Job: Copy every line of the listing that holds the string "quantity".

Material:
──────────

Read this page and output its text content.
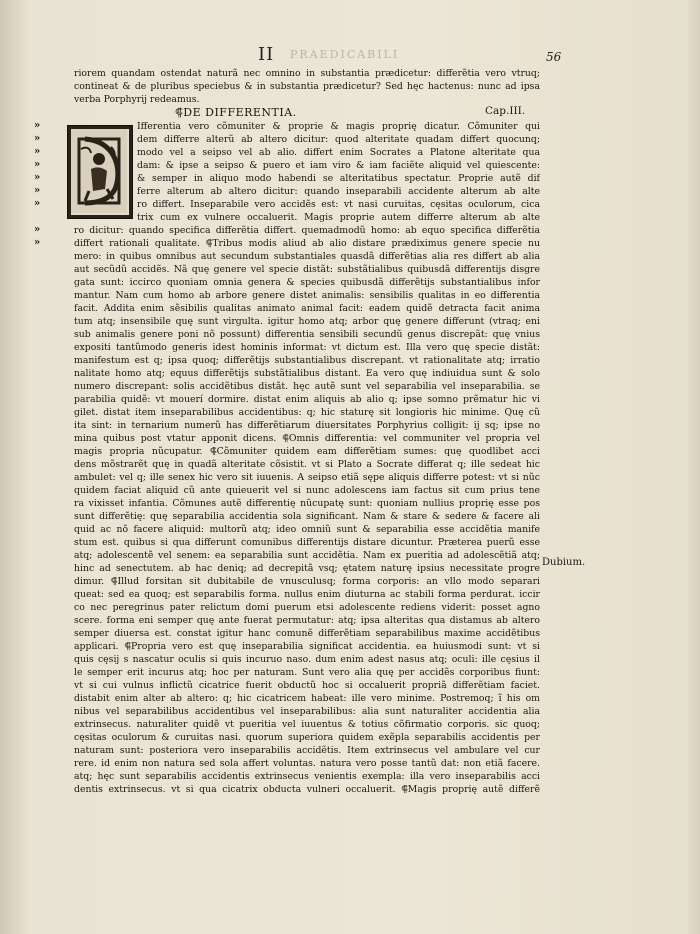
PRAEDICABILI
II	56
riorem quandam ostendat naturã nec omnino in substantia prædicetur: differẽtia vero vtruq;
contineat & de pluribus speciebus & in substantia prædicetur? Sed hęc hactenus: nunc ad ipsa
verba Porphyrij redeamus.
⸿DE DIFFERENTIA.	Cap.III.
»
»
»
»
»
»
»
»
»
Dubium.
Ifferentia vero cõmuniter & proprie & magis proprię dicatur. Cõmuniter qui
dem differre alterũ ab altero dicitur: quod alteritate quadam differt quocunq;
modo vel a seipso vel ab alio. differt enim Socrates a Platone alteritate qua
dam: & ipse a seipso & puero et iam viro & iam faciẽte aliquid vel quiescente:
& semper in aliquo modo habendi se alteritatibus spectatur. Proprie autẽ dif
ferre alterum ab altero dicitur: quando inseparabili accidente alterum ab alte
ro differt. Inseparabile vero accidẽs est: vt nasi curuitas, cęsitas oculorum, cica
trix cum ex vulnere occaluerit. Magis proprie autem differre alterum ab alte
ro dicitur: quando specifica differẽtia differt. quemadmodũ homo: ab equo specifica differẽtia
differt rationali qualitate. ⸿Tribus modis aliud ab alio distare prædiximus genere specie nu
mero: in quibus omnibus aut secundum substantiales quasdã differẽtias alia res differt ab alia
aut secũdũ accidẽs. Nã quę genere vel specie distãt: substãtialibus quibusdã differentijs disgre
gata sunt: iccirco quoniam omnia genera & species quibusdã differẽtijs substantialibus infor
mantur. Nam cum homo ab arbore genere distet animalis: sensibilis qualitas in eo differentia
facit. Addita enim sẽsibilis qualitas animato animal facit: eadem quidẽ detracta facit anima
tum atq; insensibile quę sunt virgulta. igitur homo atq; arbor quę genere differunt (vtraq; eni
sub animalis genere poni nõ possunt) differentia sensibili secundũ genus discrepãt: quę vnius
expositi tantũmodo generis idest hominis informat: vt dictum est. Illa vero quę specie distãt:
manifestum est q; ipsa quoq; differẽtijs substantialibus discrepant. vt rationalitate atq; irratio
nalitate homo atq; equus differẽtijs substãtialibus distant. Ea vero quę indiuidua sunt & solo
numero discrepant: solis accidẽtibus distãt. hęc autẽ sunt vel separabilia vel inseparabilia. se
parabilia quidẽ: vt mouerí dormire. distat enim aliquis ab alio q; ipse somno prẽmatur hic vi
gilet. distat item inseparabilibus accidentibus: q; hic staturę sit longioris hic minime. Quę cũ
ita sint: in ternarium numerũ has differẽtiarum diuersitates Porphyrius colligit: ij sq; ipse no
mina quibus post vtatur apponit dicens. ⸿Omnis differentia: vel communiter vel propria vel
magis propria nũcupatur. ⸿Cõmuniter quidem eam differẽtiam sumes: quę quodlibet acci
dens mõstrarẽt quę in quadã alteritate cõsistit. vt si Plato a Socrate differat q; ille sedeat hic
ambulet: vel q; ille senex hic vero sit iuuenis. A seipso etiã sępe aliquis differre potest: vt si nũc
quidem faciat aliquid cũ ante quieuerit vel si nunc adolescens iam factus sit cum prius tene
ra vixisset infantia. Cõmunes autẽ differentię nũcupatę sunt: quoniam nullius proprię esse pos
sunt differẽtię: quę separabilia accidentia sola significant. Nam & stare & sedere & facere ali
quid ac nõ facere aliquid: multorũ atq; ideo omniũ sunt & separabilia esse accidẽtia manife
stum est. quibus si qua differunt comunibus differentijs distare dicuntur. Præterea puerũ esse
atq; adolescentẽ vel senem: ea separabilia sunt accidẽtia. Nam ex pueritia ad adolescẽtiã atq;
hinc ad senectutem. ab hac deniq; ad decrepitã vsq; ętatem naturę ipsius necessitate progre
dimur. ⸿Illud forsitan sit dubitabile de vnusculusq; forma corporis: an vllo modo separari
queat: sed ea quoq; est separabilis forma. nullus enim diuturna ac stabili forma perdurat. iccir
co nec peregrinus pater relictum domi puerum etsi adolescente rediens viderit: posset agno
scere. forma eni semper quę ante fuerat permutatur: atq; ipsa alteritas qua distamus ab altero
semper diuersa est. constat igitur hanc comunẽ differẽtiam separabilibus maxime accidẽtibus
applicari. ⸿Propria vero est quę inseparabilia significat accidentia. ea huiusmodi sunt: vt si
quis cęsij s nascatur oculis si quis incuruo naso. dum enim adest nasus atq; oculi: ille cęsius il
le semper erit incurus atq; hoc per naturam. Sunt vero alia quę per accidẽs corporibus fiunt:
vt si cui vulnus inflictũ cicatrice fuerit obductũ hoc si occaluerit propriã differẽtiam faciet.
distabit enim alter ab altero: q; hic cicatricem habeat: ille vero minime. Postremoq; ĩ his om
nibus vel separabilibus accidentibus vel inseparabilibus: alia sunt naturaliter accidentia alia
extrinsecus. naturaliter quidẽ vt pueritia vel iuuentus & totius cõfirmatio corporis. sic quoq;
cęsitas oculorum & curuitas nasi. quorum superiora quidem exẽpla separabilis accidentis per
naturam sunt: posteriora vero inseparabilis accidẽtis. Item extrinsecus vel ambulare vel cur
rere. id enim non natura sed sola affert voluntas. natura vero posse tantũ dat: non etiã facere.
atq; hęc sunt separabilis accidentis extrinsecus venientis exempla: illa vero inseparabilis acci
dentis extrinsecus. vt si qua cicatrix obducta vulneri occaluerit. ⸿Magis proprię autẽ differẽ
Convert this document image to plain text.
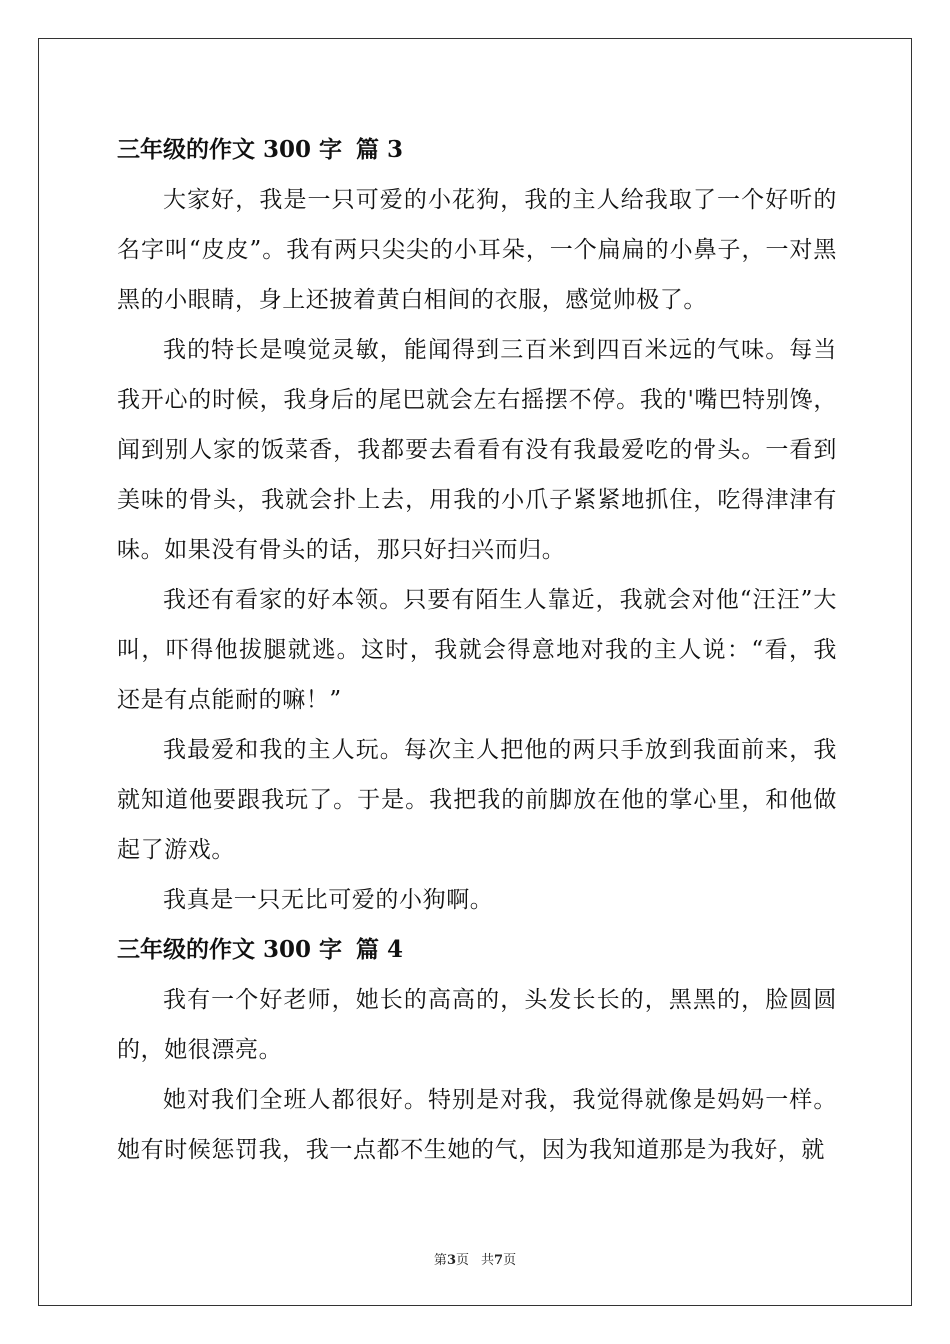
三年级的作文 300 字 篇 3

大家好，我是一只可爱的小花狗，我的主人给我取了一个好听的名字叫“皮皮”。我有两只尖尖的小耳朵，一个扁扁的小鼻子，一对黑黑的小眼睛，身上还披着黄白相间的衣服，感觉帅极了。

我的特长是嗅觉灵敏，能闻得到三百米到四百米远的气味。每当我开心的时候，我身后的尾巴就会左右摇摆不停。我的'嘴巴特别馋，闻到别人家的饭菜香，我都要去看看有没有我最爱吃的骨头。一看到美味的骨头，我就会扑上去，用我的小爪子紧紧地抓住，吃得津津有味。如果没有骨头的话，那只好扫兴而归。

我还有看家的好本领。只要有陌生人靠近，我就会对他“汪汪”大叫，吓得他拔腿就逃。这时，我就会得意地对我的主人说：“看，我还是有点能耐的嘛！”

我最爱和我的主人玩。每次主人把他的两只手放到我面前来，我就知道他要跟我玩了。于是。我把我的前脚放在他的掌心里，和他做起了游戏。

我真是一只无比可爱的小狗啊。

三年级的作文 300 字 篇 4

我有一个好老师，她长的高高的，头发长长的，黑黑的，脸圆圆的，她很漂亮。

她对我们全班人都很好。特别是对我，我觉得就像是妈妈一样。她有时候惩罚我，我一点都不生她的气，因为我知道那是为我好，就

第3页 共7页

──────────

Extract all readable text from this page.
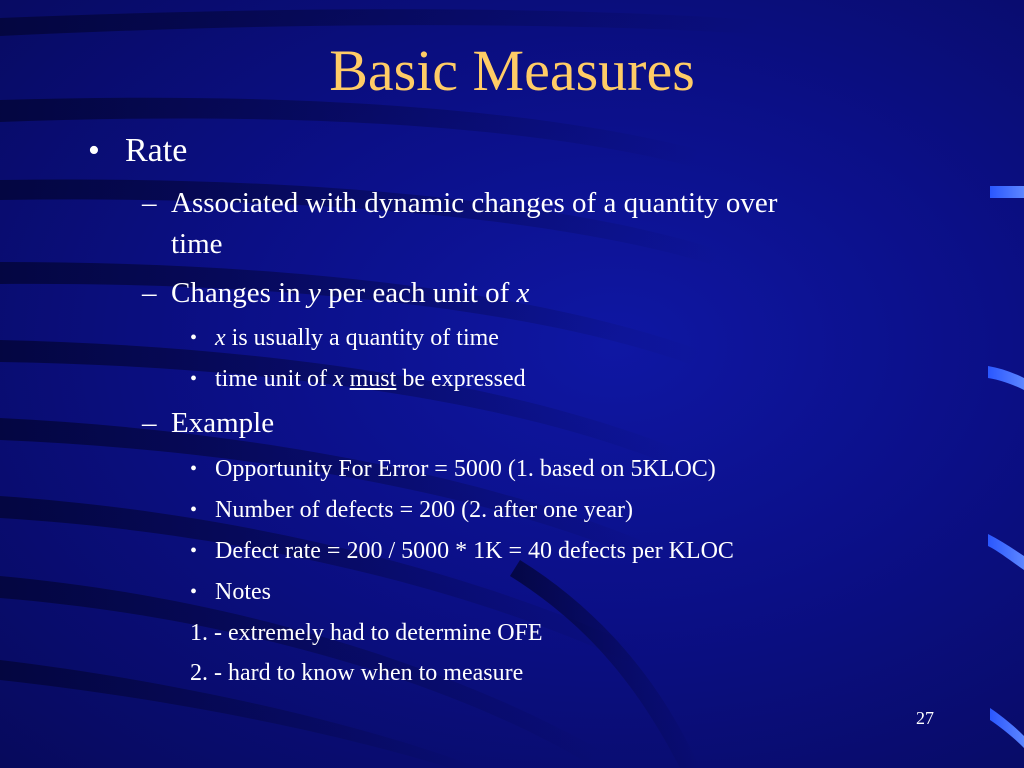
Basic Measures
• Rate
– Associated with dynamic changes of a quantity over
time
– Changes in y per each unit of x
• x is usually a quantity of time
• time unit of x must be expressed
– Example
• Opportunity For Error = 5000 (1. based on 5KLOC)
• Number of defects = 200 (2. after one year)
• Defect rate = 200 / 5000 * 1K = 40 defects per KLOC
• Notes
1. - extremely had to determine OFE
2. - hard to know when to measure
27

──────────

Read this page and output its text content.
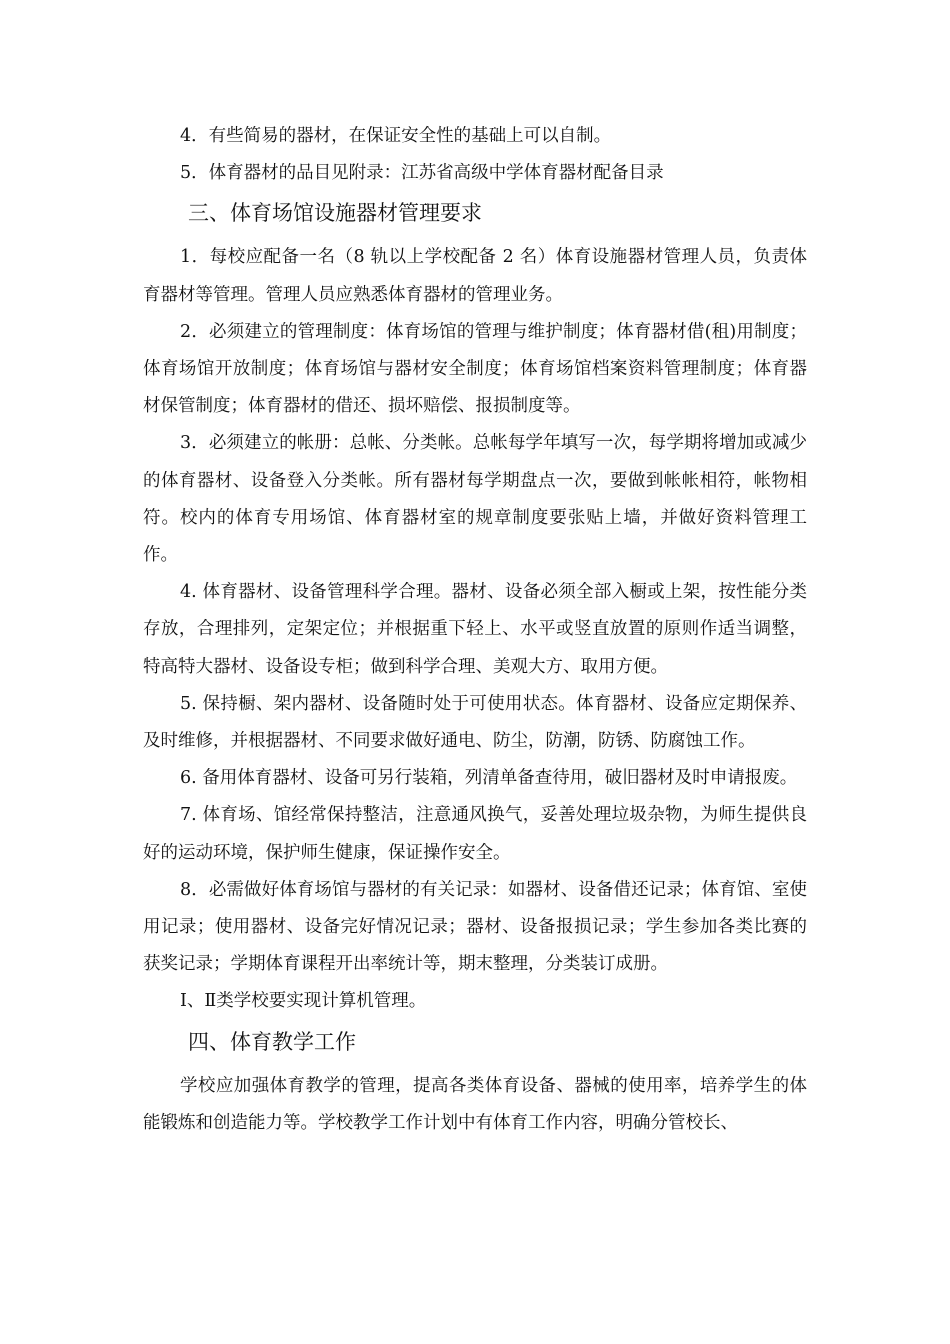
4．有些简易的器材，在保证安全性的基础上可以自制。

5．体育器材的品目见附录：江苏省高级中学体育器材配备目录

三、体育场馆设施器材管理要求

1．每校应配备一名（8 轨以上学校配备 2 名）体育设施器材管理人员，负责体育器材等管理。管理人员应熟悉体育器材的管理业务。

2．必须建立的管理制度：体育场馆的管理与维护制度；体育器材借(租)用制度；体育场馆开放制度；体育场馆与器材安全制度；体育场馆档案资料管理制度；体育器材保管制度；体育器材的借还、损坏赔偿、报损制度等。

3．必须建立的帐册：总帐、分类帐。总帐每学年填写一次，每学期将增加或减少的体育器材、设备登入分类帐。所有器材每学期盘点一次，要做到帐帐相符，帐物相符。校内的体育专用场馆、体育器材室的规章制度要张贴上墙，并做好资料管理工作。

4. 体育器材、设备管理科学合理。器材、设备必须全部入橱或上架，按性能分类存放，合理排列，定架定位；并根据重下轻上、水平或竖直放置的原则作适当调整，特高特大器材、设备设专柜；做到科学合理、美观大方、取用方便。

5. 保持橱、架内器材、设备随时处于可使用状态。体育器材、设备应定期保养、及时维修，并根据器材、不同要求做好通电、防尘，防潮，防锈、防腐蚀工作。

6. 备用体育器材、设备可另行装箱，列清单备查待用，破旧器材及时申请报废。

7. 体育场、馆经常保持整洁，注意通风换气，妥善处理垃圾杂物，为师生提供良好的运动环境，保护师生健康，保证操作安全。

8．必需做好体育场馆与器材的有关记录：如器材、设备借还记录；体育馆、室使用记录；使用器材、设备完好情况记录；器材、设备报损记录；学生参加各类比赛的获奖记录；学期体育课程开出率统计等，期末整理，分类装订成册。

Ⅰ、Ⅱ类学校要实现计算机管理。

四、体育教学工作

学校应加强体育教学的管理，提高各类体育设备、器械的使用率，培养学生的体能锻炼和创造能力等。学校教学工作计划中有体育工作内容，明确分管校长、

──────────

Response to the exercise:
– Associated with dynamic changes of a quantity over
• x is usually a quantity of time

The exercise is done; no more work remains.